### Dataset excerpts ###

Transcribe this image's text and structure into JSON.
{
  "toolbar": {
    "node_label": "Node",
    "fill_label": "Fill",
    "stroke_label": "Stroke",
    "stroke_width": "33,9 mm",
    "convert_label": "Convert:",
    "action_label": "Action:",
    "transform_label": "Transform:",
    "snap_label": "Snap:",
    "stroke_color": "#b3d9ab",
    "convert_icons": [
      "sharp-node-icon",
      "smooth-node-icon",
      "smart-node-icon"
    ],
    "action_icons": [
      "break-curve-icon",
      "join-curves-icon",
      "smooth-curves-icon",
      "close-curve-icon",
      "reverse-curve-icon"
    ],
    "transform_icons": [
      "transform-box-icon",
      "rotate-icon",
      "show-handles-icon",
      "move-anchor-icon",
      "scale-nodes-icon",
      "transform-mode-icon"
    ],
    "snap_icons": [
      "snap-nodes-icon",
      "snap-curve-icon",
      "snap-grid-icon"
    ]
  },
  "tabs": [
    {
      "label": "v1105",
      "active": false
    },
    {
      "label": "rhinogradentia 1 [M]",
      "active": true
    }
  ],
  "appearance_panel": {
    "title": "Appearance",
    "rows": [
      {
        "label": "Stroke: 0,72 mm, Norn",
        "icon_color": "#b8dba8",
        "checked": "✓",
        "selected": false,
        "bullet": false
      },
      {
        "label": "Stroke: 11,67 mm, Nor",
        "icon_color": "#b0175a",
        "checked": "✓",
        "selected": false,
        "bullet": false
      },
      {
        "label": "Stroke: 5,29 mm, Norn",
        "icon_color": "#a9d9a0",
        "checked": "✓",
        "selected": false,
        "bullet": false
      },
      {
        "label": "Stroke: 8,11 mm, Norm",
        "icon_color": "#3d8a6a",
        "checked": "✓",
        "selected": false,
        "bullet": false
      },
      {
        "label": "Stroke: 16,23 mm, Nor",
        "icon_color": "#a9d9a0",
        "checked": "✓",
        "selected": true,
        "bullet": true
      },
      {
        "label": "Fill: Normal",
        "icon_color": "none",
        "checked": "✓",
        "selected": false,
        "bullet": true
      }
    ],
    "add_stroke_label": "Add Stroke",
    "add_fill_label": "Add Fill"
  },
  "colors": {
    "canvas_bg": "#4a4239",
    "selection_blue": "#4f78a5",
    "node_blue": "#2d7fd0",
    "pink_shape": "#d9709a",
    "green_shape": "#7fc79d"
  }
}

###

• _What needs to be done_: Retype all of the entries precisely as they are.

• _Response to this exercise_:
Transcribe this image's text and structure into JSON.
{
  "toolbar": {
    "node_label": "Node",
    "fill_label": "Fill",
    "stroke_label": "Stroke",
    "stroke_width": "33,9 mm",
    "convert_label": "Convert:",
    "action_label": "Action:",
    "transform_label": "Transform:",
    "snap_label": "Snap:",
    "stroke_color": "#b3d9ab",
    "convert_icons": [
      "sharp-node-icon",
      "smooth-node-icon",
      "smart-node-icon"
    ],
    "action_icons": [
      "break-curve-icon",
      "join-curves-icon",
      "smooth-curves-icon",
      "close-curve-icon",
      "reverse-curve-icon"
    ],
    "transform_icons": [
      "transform-box-icon",
      "rotate-icon",
      "show-handles-icon",
      "move-anchor-icon",
      "scale-nodes-icon",
      "transform-mode-icon"
    ],
    "snap_icons": [
      "snap-nodes-icon",
      "snap-curve-icon",
      "snap-grid-icon"
    ]
  },
  "tabs": [
    {
      "label": "v1105",
      "active": false
    },
    {
      "label": "rhinogradentia 1 [M]",
      "active": true
    }
  ],
  "appearance_panel": {
    "title": "Appearance",
    "rows": [
      {
        "label": "Stroke: 0,72 mm, Norn",
        "icon_color": "#b8dba8",
        "checked": "✓",
        "selected": false,
        "bullet": false
      },
      {
        "label": "Stroke: 11,67 mm, Nor",
        "icon_color": "#b0175a",
        "checked": "✓",
        "selected": false,
        "bullet": false
      },
      {
        "label": "Stroke: 5,29 mm, Norn",
        "icon_color": "#a9d9a0",
        "checked": "✓",
        "selected": false,
        "bullet": false
      },
      {
        "label": "Stroke: 8,11 mm, Norm",
        "icon_color": "#3d8a6a",
        "checked": "✓",
        "selected": false,
        "bullet": false
      },
      {
        "label": "Stroke: 16,23 mm, Nor",
        "icon_color": "#a9d9a0",
        "checked": "✓",
        "selected": true,
        "bullet": true
      },
      {
        "label": "Fill: Normal",
        "icon_color": "none",
        "checked": "✓",
        "selected": false,
        "bullet": true
      }
    ],
    "add_stroke_label": "Add Stroke",
    "add_fill_label": "Add Fill"
  },
  "colors": {
    "canvas_bg": "#4a4239",
    "selection_blue": "#4f78a5",
    "node_blue": "#2d7fd0",
    "pink_shape": "#d9709a",
    "green_shape": "#7fc79d"
  }
}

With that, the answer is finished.